# [Task prompt]
Pick out the lines in the listing below that contain the word "Jurassic" and copy them.

# [Supplied records]
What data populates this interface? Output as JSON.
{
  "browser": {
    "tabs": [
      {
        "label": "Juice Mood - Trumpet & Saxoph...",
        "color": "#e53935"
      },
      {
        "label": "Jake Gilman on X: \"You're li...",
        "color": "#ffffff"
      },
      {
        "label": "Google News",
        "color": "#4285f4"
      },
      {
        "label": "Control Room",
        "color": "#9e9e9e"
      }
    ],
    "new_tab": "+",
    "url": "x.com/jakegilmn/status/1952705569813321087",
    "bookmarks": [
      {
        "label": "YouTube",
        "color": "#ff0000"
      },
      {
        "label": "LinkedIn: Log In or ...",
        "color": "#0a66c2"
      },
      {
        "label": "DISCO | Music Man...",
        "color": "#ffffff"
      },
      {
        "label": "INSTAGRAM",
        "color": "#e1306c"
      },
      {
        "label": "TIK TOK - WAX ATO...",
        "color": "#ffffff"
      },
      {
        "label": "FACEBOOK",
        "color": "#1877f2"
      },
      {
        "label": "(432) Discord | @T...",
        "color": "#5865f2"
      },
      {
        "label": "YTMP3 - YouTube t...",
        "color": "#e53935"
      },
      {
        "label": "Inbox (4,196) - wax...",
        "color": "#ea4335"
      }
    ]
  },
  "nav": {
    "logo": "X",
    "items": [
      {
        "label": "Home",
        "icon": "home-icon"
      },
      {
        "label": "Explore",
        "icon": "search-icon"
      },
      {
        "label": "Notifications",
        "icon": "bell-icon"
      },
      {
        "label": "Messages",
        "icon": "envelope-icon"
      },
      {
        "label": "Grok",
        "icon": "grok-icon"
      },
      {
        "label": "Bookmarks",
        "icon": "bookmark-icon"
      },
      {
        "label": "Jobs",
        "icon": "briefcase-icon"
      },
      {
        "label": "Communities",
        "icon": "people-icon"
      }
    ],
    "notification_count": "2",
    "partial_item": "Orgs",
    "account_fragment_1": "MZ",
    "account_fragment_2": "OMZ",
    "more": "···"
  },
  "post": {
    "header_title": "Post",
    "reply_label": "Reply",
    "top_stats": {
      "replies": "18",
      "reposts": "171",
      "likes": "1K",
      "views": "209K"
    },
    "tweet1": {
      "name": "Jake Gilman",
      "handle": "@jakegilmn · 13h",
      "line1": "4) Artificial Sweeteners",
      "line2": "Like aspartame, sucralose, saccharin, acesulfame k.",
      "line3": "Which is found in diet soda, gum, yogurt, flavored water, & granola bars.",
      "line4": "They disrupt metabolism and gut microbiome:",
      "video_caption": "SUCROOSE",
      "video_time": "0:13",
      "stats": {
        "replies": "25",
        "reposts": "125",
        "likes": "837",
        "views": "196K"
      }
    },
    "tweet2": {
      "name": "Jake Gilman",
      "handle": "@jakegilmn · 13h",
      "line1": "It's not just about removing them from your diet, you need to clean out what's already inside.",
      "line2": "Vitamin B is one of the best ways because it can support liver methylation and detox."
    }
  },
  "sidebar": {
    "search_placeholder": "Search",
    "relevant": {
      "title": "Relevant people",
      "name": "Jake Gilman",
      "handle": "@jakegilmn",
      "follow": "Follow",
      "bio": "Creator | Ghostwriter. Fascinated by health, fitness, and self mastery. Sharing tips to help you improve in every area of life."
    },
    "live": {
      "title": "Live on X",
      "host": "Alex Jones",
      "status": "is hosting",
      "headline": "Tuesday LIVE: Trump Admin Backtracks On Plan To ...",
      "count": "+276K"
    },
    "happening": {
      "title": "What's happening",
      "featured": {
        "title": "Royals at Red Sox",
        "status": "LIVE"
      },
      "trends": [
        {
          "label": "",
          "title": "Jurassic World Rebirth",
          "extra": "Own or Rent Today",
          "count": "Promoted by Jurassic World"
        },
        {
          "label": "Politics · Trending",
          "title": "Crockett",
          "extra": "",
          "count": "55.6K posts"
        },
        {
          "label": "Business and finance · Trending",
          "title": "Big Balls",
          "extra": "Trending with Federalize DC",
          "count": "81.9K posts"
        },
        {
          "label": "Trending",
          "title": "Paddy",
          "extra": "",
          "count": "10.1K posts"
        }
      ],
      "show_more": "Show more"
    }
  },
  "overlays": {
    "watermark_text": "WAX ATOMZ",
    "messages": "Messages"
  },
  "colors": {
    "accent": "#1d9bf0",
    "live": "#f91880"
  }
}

# [Reply]
          "title": "Jurassic World Rebirth",
          "count": "Promoted by Jurassic World"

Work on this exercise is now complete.